Exercise material =>
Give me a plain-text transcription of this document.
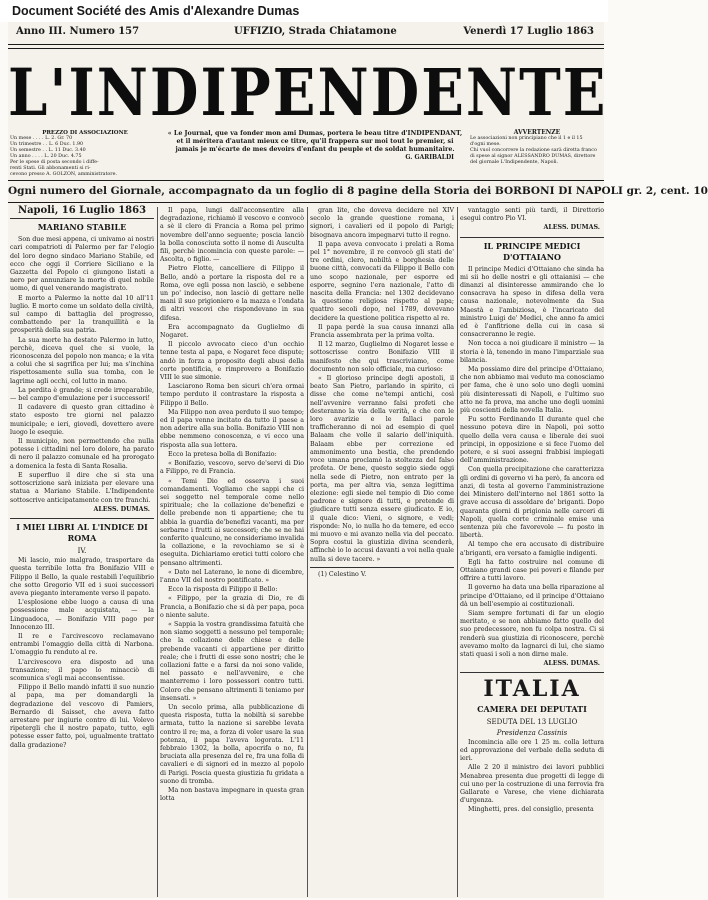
Document Société des Amis d'Alexandre Dumas
Anno III. Numero 157	UFFIZIO, Strada Chiatamone	Venerdì 17 Luglio 1863
L'INDIPENDENTE
PREZZO DI ASSOCIAZIONE
Un mese . . . . L. 2. Gr. 70
Un trimestre . . L. 6 Duc. 1.90
Un semestre . . L. 11 Duc. 3.40
Un anno . . . . L. 20 Duc. 4.75
Per le spese di posta secondo i diffe-
renti Stati. Gli abbonamenti si ri-
cevono presso A. GOLZON, amministratore.
« Le Journal, que va fonder mon ami Dumas, portera le beau titre d'INDIPENDANT, et il méritera d'autant mieux ce titre, qu'il frappera sur moi tout le premier, si jamais je m'écarte de mes devoirs d'enfant du peuple et de soldat humanitaire.
G. GARIBALDI
AVVERTENZE
Le associazioni non principiano che il 1 e il 15
d'ogni mese.
Chi vuol concorrere la redazione sarà diretta franco
di spese al signor ALESSANDRO DUMAS, direttore
del giornale L'Indipendente, Napoli.
Ogni numero del Giornale, accompagnato da un foglio di 8 pagine della Storia dei BORBONI DI NAPOLI gr. 2, cent. 10

Napoli, 16 Luglio 1863

MARIANO STABILE

Son due mesi appena, ci univamo ai nostri cari compatrioti di Palermo per far l'elogio del loro degno sindaco Mariano Stabile, ed ecco che oggi il Corriere Siciliano e la Gazzetta del Popolo ci giungono listati a nero per annunziare la morte di quel nobile uomo, di quel venerando magistrato.

E morto a Palermo la notte dal 10 all'11 luglio. E morto come un soldato della civiltà, sul campo di battaglia del progresso, combattendo per la tranquillità e la prosperità della sua patria.

La sua morte ha destato Palermo in lutto, perchè, diceva quel che si vuole, la riconoscenza del popolo non manca; e la vita a colui che si sagrifica per lui; ma s'inchina rispettosamente sulla sua tomba, con le lagrime agli occhi, col lutto in mano.

La perdita è grande; si crede irreparabile, — bel campo d'emulazione per i successori!

Il cadavere di questo gran cittadino è stato esposto tre giorni nel palazzo municipale; e ieri, giovedì, dovettero avere luogo le esequie.

Il municipio, non permettendo che nulla potesse i cittadini nel loro dolore, ha parato di nero il palazzo comunale ed ha prorogato a domenica la festa di Santa Rosalia.

E superfluo il dire che si sta una sottoscrizione sarà iniziata per elevare una statua a Mariano Stabile. L'Indipendente sottoscrive anticipatamente con tre franchi.

ALESS. DUMAS.

I MIEI LIBRI AL L'INDICE DI ROMA

IV.

Mi lascio, mio malgrado, trasportare da questa terribile lotta fra Bonifazio VIII e Filippo il Bello, la quale restabilì l'equilibrio che sotto Gregorio VII ed i suoi successori aveva pieganto interamente verso il papato.

L'esplosione ebbe luogo a causa di una possessione male acquistata, — la Linguadoca, — Bonifazio VIII pago per Innocenzo III.

Il re e l'arcivescovo reclamavano entrambi l'omaggio della città di Narbona. L'omaggio fu renduto al re.

L'arcivescovo era disposto ad una transazione; il papo lo minacciò di scomunica s'egli mai acconsentisse.

Filippo il Bello mandò infatti il suo nunzio al papa, ma per domandargli la degradazione del vescovo di Pamiers, Bernardo di Saisset, che aveva fatto arrestare per ingiurie contro di lui. Volevo ripetergli che il nostro papato, tutto, egli potesse esser fatto, poi, ugualmente trattato dalla gradazione?

Il papa, lungi dall'acconsentire alla degradazione, richiamò il vescovo e convocò a sè il clero di Francia a Roma pel primo novembre dell'anno seguente; poscia lanciò la bolla conosciuta sotto il nome di Ausculta fili, perchè incomincia con queste parole: — Ascolta, o figlio. —

Pietro Flotte, cancelliere di Filippo il Bello, andò a portare la risposta del re a Roma, ove egli possa non lasciò, e sebbene un po' indeciso, non lasciò di gettare nelle mani il suo prigioniero e la mazza e l'ondata di altri vescovi che rispondevano in sua difesa.

Era accompagnato da Guglielmo di Nogaret.

Il piccolo avvocato cieco d'un occhio tenne testa al papa, e Nogaret fece dispute; andò in forza a proposito degli abusi della corte pontificia, e rimprovero a Bonifazio VIII le sue simonie.

Lasciarono Roma ben sicuri ch'era ormai tempo perduto il contrastare la risposta a Filippo il Bello.

Ma Filippo non avea perduto il suo tempo; ed il papa venne incitato da tutto il paese a non aderire alla sua bolla. Bonifazio VIII non ebbe nemmeno conoscenza, e vi ecco una risposta alla sua lettera.

Ecco la pretesa bolla di Bonifazio:

« Bonifazio, vescovo, servo de'servi di Dio a Filippo, re di Francia.

« Temi Dio ed osserva i suoi comandamenti. Vogliamo che sappi che ci sei soggetto nel temporale come nello spirituale; che la collazione de'benefizi e delle prebende non ti appartiene; che tu abbia la guardia de'benefizi vacanti, ma per serbarne i frutti ai successori; che se ne hai conferito qualcuno, ne consideriamo invalida la collazione, e la revochiamo se si è eseguita. Dichiariamo eretici tutti coloro che pensano altrimenti.

« Dato nel Laterano, le none di dicembre, l'anno VII del nostro pontificato. »

Ecco la risposta di Filippo il Bello:

« Filippo, per la grazia di Dio, re di Francia, a Bonifazio che si dà per papa, poca o niente salute.

« Sappia la vostra grandissima fatuità che non siamo soggetti a nessuno pel temporale; che la collazione delle chiese e delle prebende vacanti ci appartiene per diritto reale; che i frutti di esse sono nostri; che le collazioni fatte e a farsi da noi sono valide, nel passato e nell'avvenire, e che manterremo i loro possessori contro tutti. Coloro che pensano altrimenti li teniamo per insensati. »

Un secolo prima, alla pubblicazione di questa risposta, tutta la nobiltà si sarebbe armata, tutto la nazione si sarebbe levata contro il re; ma, a forza di voler usare la sua potenza, il papa l'aveva logorata. L'11 febbraio 1302, la bolla, apocrifa o no, fu bruciata alla presenza del re, fra una folla di cavalieri e di signori ed in mezzo al popolo di Parigi. Poscia questa giustizia fu gridata a suono di tromba.

Ma non bastava impegnare in questa gran lotta

gran lite, che doveva decidere nel XIV secolo la grande questione romana, i signori, i cavalieri ed il popolo di Parigi; bisognava ancora impegnarvi tutto il regno.

Il papa aveva convocato i prelati a Roma pel 1° novembre, il re convocò gli stati de' tre ordini, clero, nobiltà e borghesia delle buone città, convocati da Filippo il Bello con uno scopo nazionale, per esporre ed esporre, segnino l'era nazionale, l'atto di nascita della Francia: nel 1302 decidevano la questione religiosa rispetto al papa; quattro secoli dopo, nel 1789, dovevano decidere la questione politica rispetto al re.

Il papa perdè la sua causa innanzi alla Francia assembrata per la prima volta.

Il 12 marzo, Guglielmo di Nogaret lesse e sottoscrisse contro Bonifazio VIII il manifesto che qui trascriviamo, come documento non solo officiale, ma curioso:

« Il glorioso principe degli apostoli, il beato San Pietro, parlando in spirito, ci disse che come ne'tempi antichi, così nell'avvenire verranno falsi profeti che desteranno la via della verità, e che con le loro avarizie e le fallaci parole trafficheranno di noi ad esempio di quel Balaam che volle il salario dell'iniquità. Balaam ebbe per correzione ed ammonimento una bestia, che prendendo voce umana proclamò la stoltezza del falso profeta. Or bene, questo seggio siede oggi nella sede di Pietro, non entrato per la porta, ma per altra via, senza legittima elezione: egli siede nel tempio di Dio come padrone e signore di tutti, e pretende di giudicare tutti senza essere giudicato. E io, il quale dico: Vieni, o signore, e vedi; risponde: No, io nulla ho da temere, ed ecco mi muovo e mi avanzo nella via del peccato. Sopra costui la giustizia divina scenderà, affinchè io lo accusi davanti a voi nella quale nulla si deve tacere. »

(1) Celestino V.

vantaggio senti più tardi, il Direttorio eseguì contro Pio VI.

ALESS. DUMAS.

IL PRINCIPE MEDICI D'OTTAIANO

Il principe Medici d'Ottaiano che sinda ha mi sii ho delle nostri e gli ottaianisi — che dinanzi al disinteresse ammirando che lo consacrava ha speso in difesa della vera causa nazionale, notevolmente da Sua Maestà e l'ambiziosa, è l'incaricato del ministro Luigi de' Medici, che anno fa amici ed è l'anfitrione della cui in casa si consacreranno le regie.

Non tocca a noi giudicare il ministro — la storia è là, tenendo in mano l'imparziale sua bilancia.

Ma possiamo dire del principe d'Ottaiano, che non abbiamo mai veduto ma conosciamo per fama, che è uno solo uno degli uomini più disinteressati di Napoli, e l'ultimo suo atto ne fa prova, ma anche uno degli uomini più coscienti della novella Italia.

Fu sotto Ferdinando II durante quel che nessuno poteva dire in Napoli, poi sotto quello della vera causa e liberale dei suoi principi, in opposizione e si fece l'uomo del potere, e si suoi assegni frabbisi impiegati dell'amministrazione.

Con quella precipitazione che caratterizza gli ordini di governo vi ha però, fa ancora ed anzi, di testa al governo l'amministrazione dei Ministero dell'interno nel 1861 sotto la grave accusa di assoldare de' briganti. Dopo quaranta giorni di prigionia nelle carceri di Napoli, quella corte criminale emise una sentenza più che favorevole — fu posto in libertà.

Al tempo che era accusato di distribuire a'briganti, era versato a famiglie indigenti.

Egli ha fatto costruire nel comune di Ottaiano grandi case pei poveri e filande per offrire a tutti lavoro.

Il governo ha data una bella riparazione al principe d'Ottaiano, ed il principe d'Ottaiano dà un bell'esempio ai costituzionali.

Siam sempre fortunati di far un elogio meritato, e se non abbiamo fatto quello del suo predecessore, non fu colpa nostra. Ci si renderà sua giustizia di riconoscere, perchè avevamo molto da lagnarci di lui, che siamo stati quasi i soli a non dirne male.

ALESS. DUMAS.

ITALIA

CAMERA DEI DEPUTATI

SEDUTA DEL 13 LUGLIO

Presidenza Cassinis

Incomincia alle ore 1 25 m. colla lettura ed approvazione del verbale della seduta di ieri.

Alle 2 20 il ministro dei lavori pubblici Menabrea presenta due progetti di legge di cui uno per la costruzione di una ferrovia fra Gallarate e Varese, che viene dichiarata d'urgenza.

Minghetti, pres. del consiglio, presenta
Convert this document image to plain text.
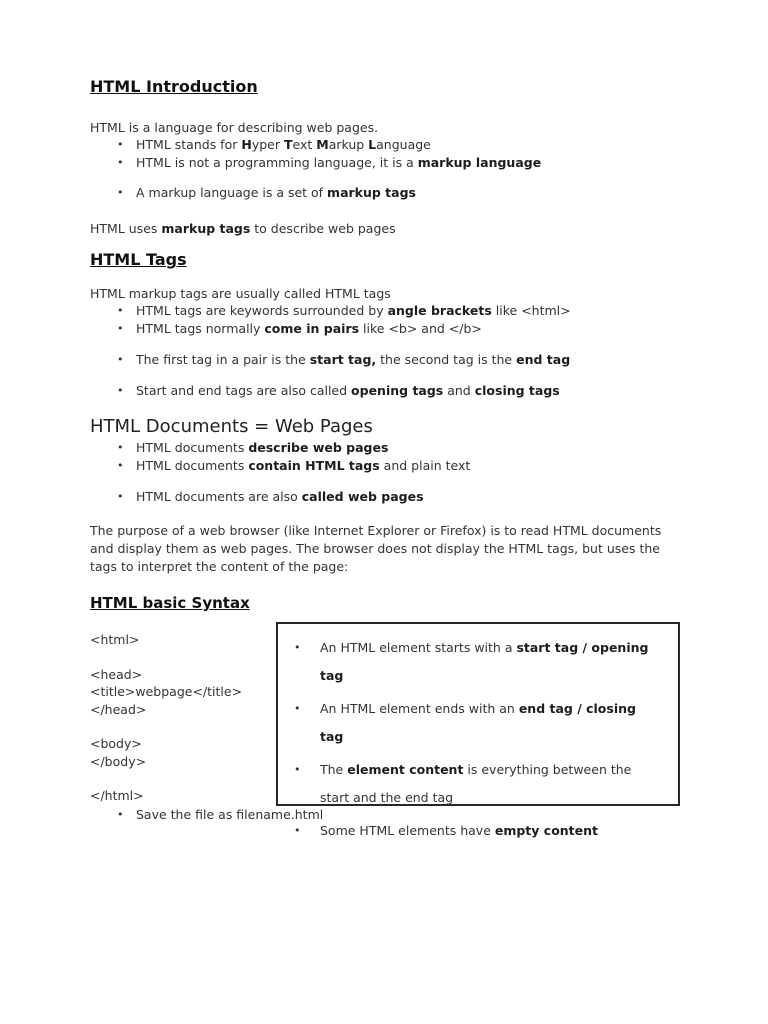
HTML Introduction
HTML is a language for describing web pages.
•	HTML stands for Hyper Text Markup Language
•	HTML is not a programming language, it is a markup language
•	A markup language is a set of markup tags
HTML uses markup tags to describe web pages
HTML Tags
HTML markup tags are usually called HTML tags
•	HTML tags are keywords surrounded by angle brackets like <html>
•	HTML tags normally come in pairs like <b> and </b>
•	The first tag in a pair is the start tag, the second tag is the end tag
•	Start and end tags are also called opening tags and closing tags
HTML Documents = Web Pages
•	HTML documents describe web pages
•	HTML documents contain HTML tags and plain text
•	HTML documents are also called web pages
The purpose of a web browser (like Internet Explorer or Firefox) is to read HTML documents and display them as web pages. The browser does not display the HTML tags, but uses the tags to interpret the content of the page:
HTML basic Syntax
<html>
<head>
<title>webpage</title>
</head>
<body>
</body>
</html>
•	An HTML element starts with a start tag / opening tag
•	An HTML element ends with an end tag / closing tag
•	The element content is everything between the start and the end tag
•	Some HTML elements have empty content
•	Save the file as filename.html
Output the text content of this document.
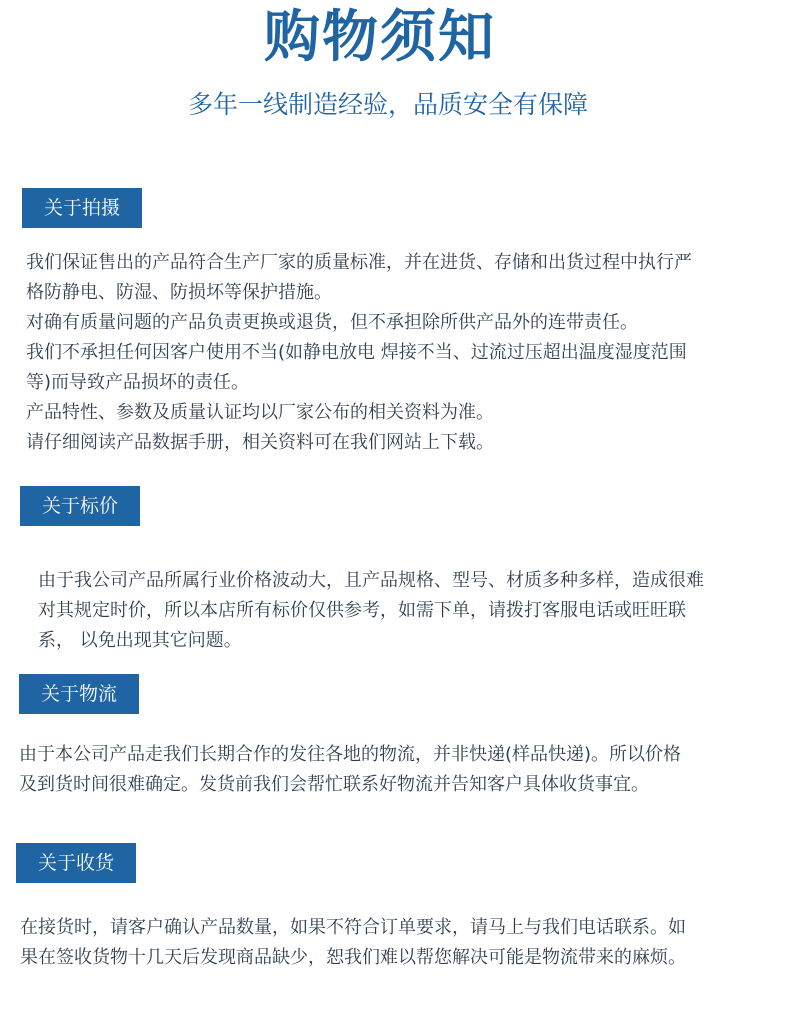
购物须知
多年一线制造经验，品质安全有保障
关于拍摄
我们保证售出的产品符合生产厂家的质量标准，并在进货、存储和出货过程中执行严
格防静电、防湿、防损坏等保护措施。
对确有质量问题的产品负责更换或退货，但不承担除所供产品外的连带责任。
我们不承担任何因客户使用不当(如静电放电 焊接不当、过流过压超出温度湿度范围
等)而导致产品损坏的责任。
产品特性、参数及质量认证均以厂家公布的相关资料为准。
请仔细阅读产品数据手册，相关资料可在我们网站上下载。
关于标价
由于我公司产品所属行业价格波动大，且产品规格、型号、材质多种多样，造成很难
对其规定时价，所以本店所有标价仅供参考，如需下单，请拨打客服电话或旺旺联
系， 以免出现其它问题。
关于物流
由于本公司产品走我们长期合作的发往各地的物流，并非快递(样品快递)。所以价格
及到货时间很难确定。发货前我们会帮忙联系好物流并告知客户具体收货事宜。
关于收货
在接货时，请客户确认产品数量，如果不符合订单要求，请马上与我们电话联系。如
果在签收货物十几天后发现商品缺少，恕我们难以帮您解决可能是物流带来的麻烦。
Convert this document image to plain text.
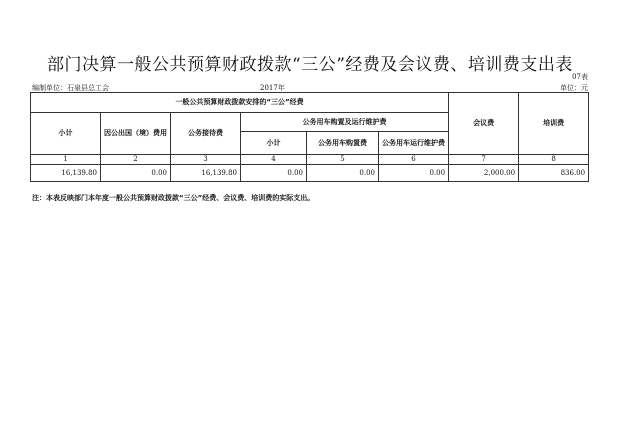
部门决算一般公共预算财政拨款“三公”经费及会议费、培训费支出表
07表
编制单位：石泉县总工会	2017年	单位：元
一般公共预算财政拨款安排的“三公”经费						会议费	培训费
小计	因公出国（境）费用	公务接待费	公务用车购置及运行维护费				
			小计	公务用车购置费	公务用车运行维护费		
1	2	3	4	5	6	7	8
16,139.80	0.00	16,139.80	0.00	0.00	0.00	2,000.00	836.00
注：本表反映部门本年度一般公共预算财政拨款“三公”经费、会议费、培训费的实际支出。
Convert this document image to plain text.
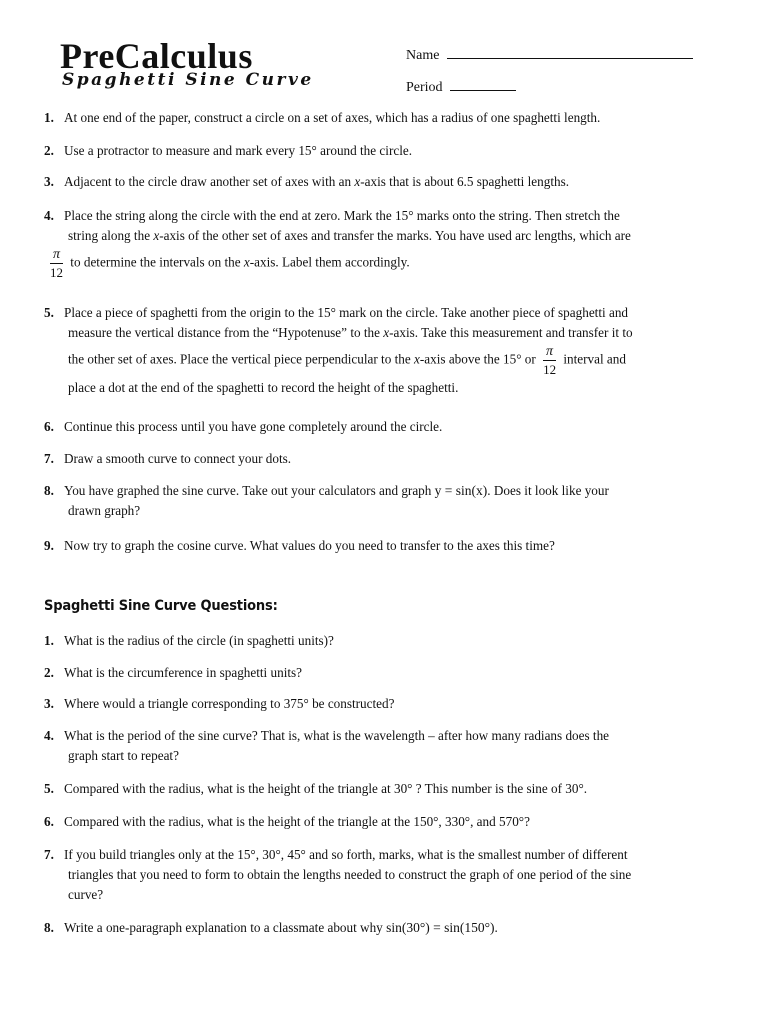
PreCalculus
Spaghetti Sine Curve
Name
Period
1. At one end of the paper, construct a circle on a set of axes, which has a radius of one spaghetti length.
2. Use a protractor to measure and mark every 15° around the circle.
3. Adjacent to the circle draw another set of axes with an x-axis that is about 6.5 spaghetti lengths.
4. Place the string along the circle with the end at zero. Mark the 15° marks onto the string. Then stretch the
string along the x-axis of the other set of axes and transfer the marks. You have used arc lengths, which are
$\frac{\pi}{12}$ to determine the intervals on the x-axis. Label them accordingly.
5. Place a piece of spaghetti from the origin to the 15° mark on the circle. Take another piece of spaghetti and
measure the vertical distance from the “Hypotenuse” to the x-axis. Take this measurement and transfer it to
the other set of axes. Place the vertical piece perpendicular to the x-axis above the 15° or $\frac{\pi}{12}$ interval and
place a dot at the end of the spaghetti to record the height of the spaghetti.
6. Continue this process until you have gone completely around the circle.
7. Draw a smooth curve to connect your dots.
8. You have graphed the sine curve. Take out your calculators and graph y = sin(x). Does it look like your
drawn graph?
9. Now try to graph the cosine curve. What values do you need to transfer to the axes this time?
Spaghetti Sine Curve Questions:
1. What is the radius of the circle (in spaghetti units)?
2. What is the circumference in spaghetti units?
3. Where would a triangle corresponding to 375° be constructed?
4. What is the period of the sine curve? That is, what is the wavelength – after how many radians does the
graph start to repeat?
5. Compared with the radius, what is the height of the triangle at 30° ? This number is the sine of 30°.
6. Compared with the radius, what is the height of the triangle at the 150°, 330°, and 570°?
7. If you build triangles only at the 15°, 30°, 45° and so forth, marks, what is the smallest number of different
triangles that you need to form to obtain the lengths needed to construct the graph of one period of the sine
curve?
8. Write a one-paragraph explanation to a classmate about why sin(30°) = sin(150°).
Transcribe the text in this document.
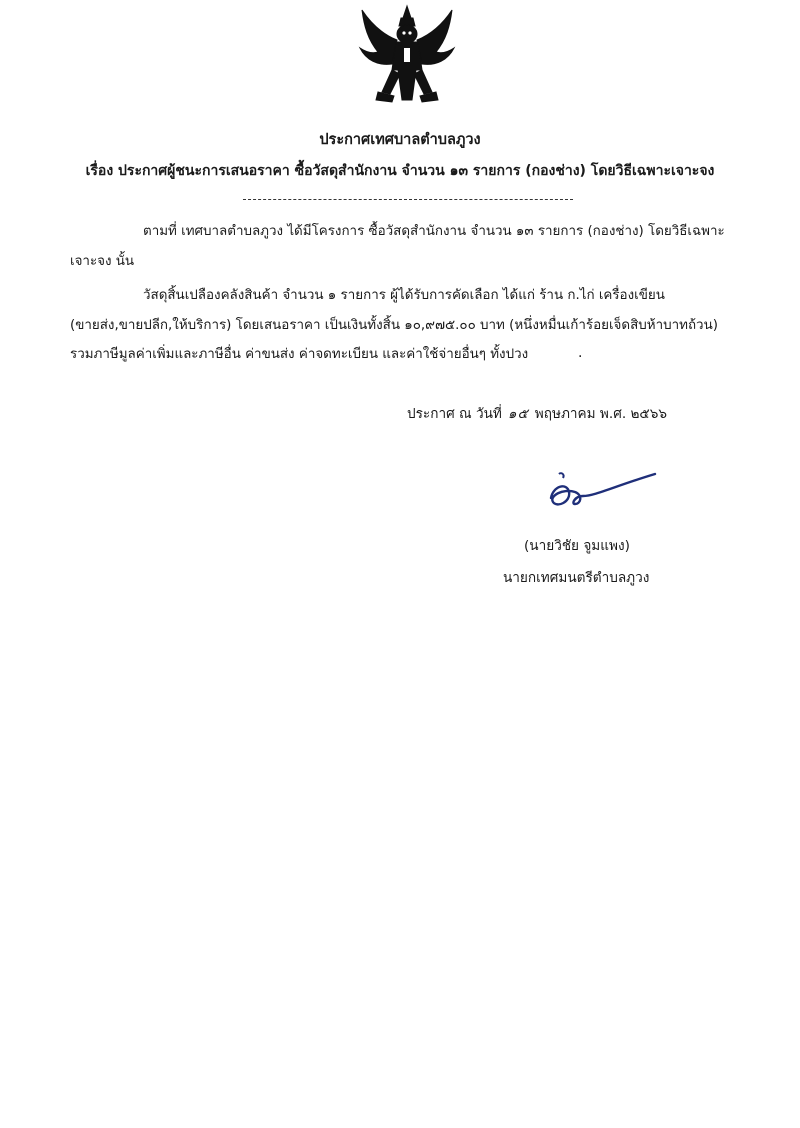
ประกาศเทศบาลตำบลภูวง
เรื่อง ประกาศผู้ชนะการเสนอราคา ซื้อวัสดุสำนักงาน จำนวน ๑๓ รายการ (กองช่าง) โดยวิธีเฉพาะเจาะจง
ตามที่ เทศบาลตำบลภูวง ได้มีโครงการ ซื้อวัสดุสำนักงาน จำนวน ๑๓ รายการ (กองช่าง) โดยวิธีเฉพาะ
เจาะจง นั้น
วัสดุสิ้นเปลืองคลังสินค้า จำนวน ๑ รายการ ผู้ได้รับการคัดเลือก ได้แก่ ร้าน ก.ไก่ เครื่องเขียน
(ขายส่ง,ขายปลีก,ให้บริการ) โดยเสนอราคา เป็นเงินทั้งสิ้น ๑๐,๙๗๕.๐๐ บาท (หนึ่งหมื่นเก้าร้อยเจ็ดสิบห้าบาทถ้วน)
รวมภาษีมูลค่าเพิ่มและภาษีอื่น ค่าขนส่ง ค่าจดทะเบียน และค่าใช้จ่ายอื่นๆ ทั้งปวง	.
ประกาศ ณ วันที่ ๑๕ พฤษภาคม พ.ศ. ๒๕๖๖
(นายวิชัย จูมแพง)
นายกเทศมนตรีตำบลภูวง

Exercise =>
Report the number of lines in the entries above that include the string "about". Give nothing but the number.

Written answer =>
2